----- Entries supplied -----

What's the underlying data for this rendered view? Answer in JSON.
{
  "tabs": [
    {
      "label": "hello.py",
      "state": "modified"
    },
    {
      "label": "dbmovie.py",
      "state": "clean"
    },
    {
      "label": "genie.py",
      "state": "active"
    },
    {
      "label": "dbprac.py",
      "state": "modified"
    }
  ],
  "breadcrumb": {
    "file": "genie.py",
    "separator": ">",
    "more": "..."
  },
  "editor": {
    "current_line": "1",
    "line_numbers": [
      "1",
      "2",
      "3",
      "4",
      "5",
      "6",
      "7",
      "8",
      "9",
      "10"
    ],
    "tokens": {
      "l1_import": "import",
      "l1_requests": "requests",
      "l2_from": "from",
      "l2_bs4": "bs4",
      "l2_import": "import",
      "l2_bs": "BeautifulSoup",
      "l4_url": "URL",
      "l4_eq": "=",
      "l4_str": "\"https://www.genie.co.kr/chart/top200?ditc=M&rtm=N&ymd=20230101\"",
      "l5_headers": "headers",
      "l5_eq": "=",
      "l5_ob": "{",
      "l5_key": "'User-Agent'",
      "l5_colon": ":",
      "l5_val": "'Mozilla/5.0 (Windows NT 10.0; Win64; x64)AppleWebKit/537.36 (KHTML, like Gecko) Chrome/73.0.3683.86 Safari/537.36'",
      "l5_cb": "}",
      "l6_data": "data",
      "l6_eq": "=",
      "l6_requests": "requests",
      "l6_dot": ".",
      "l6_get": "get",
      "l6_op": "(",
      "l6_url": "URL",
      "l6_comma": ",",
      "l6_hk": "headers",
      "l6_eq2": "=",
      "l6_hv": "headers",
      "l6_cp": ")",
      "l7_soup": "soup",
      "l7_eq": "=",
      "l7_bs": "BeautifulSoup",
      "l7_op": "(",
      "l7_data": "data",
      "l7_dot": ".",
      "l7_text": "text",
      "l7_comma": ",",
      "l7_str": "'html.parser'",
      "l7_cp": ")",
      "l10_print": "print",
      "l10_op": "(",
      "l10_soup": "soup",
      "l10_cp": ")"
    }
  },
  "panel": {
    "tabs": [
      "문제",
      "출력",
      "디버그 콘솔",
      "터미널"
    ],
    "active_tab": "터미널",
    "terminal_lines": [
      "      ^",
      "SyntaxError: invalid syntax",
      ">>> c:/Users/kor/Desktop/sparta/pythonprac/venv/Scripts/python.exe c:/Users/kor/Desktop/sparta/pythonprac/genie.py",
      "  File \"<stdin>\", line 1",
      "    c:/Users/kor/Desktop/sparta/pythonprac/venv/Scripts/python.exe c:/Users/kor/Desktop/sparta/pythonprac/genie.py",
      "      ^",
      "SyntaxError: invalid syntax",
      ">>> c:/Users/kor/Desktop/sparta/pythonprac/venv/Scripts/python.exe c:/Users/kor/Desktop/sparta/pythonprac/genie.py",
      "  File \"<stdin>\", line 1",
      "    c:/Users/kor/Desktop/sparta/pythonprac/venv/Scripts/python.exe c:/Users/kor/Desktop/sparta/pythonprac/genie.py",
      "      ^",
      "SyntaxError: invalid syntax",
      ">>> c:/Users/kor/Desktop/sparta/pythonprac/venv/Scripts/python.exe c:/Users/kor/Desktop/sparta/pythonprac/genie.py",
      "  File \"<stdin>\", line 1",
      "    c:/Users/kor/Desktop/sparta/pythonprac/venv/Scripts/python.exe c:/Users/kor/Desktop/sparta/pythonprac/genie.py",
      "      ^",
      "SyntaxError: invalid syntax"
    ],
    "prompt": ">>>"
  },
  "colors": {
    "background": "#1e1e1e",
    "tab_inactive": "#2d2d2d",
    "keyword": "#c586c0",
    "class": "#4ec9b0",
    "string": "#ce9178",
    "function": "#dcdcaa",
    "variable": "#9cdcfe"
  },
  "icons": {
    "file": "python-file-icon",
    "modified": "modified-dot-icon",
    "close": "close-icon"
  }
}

-----

> **Problem requirements**: Copy all the records above exactly, missing none.

> **Task solution**:
What's the underlying data for this rendered view? Answer in JSON.
{
  "tabs": [
    {
      "label": "hello.py",
      "state": "modified"
    },
    {
      "label": "dbmovie.py",
      "state": "clean"
    },
    {
      "label": "genie.py",
      "state": "active"
    },
    {
      "label": "dbprac.py",
      "state": "modified"
    }
  ],
  "breadcrumb": {
    "file": "genie.py",
    "separator": ">",
    "more": "..."
  },
  "editor": {
    "current_line": "1",
    "line_numbers": [
      "1",
      "2",
      "3",
      "4",
      "5",
      "6",
      "7",
      "8",
      "9",
      "10"
    ],
    "tokens": {
      "l1_import": "import",
      "l1_requests": "requests",
      "l2_from": "from",
      "l2_bs4": "bs4",
      "l2_import": "import",
      "l2_bs": "BeautifulSoup",
      "l4_url": "URL",
      "l4_eq": "=",
      "l4_str": "\"https://www.genie.co.kr/chart/top200?ditc=M&rtm=N&ymd=20230101\"",
      "l5_headers": "headers",
      "l5_eq": "=",
      "l5_ob": "{",
      "l5_key": "'User-Agent'",
      "l5_colon": ":",
      "l5_val": "'Mozilla/5.0 (Windows NT 10.0; Win64; x64)AppleWebKit/537.36 (KHTML, like Gecko) Chrome/73.0.3683.86 Safari/537.36'",
      "l5_cb": "}",
      "l6_data": "data",
      "l6_eq": "=",
      "l6_requests": "requests",
      "l6_dot": ".",
      "l6_get": "get",
      "l6_op": "(",
      "l6_url": "URL",
      "l6_comma": ",",
      "l6_hk": "headers",
      "l6_eq2": "=",
      "l6_hv": "headers",
      "l6_cp": ")",
      "l7_soup": "soup",
      "l7_eq": "=",
      "l7_bs": "BeautifulSoup",
      "l7_op": "(",
      "l7_data": "data",
      "l7_dot": ".",
      "l7_text": "text",
      "l7_comma": ",",
      "l7_str": "'html.parser'",
      "l7_cp": ")",
      "l10_print": "print",
      "l10_op": "(",
      "l10_soup": "soup",
      "l10_cp": ")"
    }
  },
  "panel": {
    "tabs": [
      "문제",
      "출력",
      "디버그 콘솔",
      "터미널"
    ],
    "active_tab": "터미널",
    "terminal_lines": [
      "      ^",
      "SyntaxError: invalid syntax",
      ">>> c:/Users/kor/Desktop/sparta/pythonprac/venv/Scripts/python.exe c:/Users/kor/Desktop/sparta/pythonprac/genie.py",
      "  File \"<stdin>\", line 1",
      "    c:/Users/kor/Desktop/sparta/pythonprac/venv/Scripts/python.exe c:/Users/kor/Desktop/sparta/pythonprac/genie.py",
      "      ^",
      "SyntaxError: invalid syntax",
      ">>> c:/Users/kor/Desktop/sparta/pythonprac/venv/Scripts/python.exe c:/Users/kor/Desktop/sparta/pythonprac/genie.py",
      "  File \"<stdin>\", line 1",
      "    c:/Users/kor/Desktop/sparta/pythonprac/venv/Scripts/python.exe c:/Users/kor/Desktop/sparta/pythonprac/genie.py",
      "      ^",
      "SyntaxError: invalid syntax",
      ">>> c:/Users/kor/Desktop/sparta/pythonprac/venv/Scripts/python.exe c:/Users/kor/Desktop/sparta/pythonprac/genie.py",
      "  File \"<stdin>\", line 1",
      "    c:/Users/kor/Desktop/sparta/pythonprac/venv/Scripts/python.exe c:/Users/kor/Desktop/sparta/pythonprac/genie.py",
      "      ^",
      "SyntaxError: invalid syntax"
    ],
    "prompt": ">>>"
  },
  "colors": {
    "background": "#1e1e1e",
    "tab_inactive": "#2d2d2d",
    "keyword": "#c586c0",
    "class": "#4ec9b0",
    "string": "#ce9178",
    "function": "#dcdcaa",
    "variable": "#9cdcfe"
  },
  "icons": {
    "file": "python-file-icon",
    "modified": "modified-dot-icon",
    "close": "close-icon"
  }
}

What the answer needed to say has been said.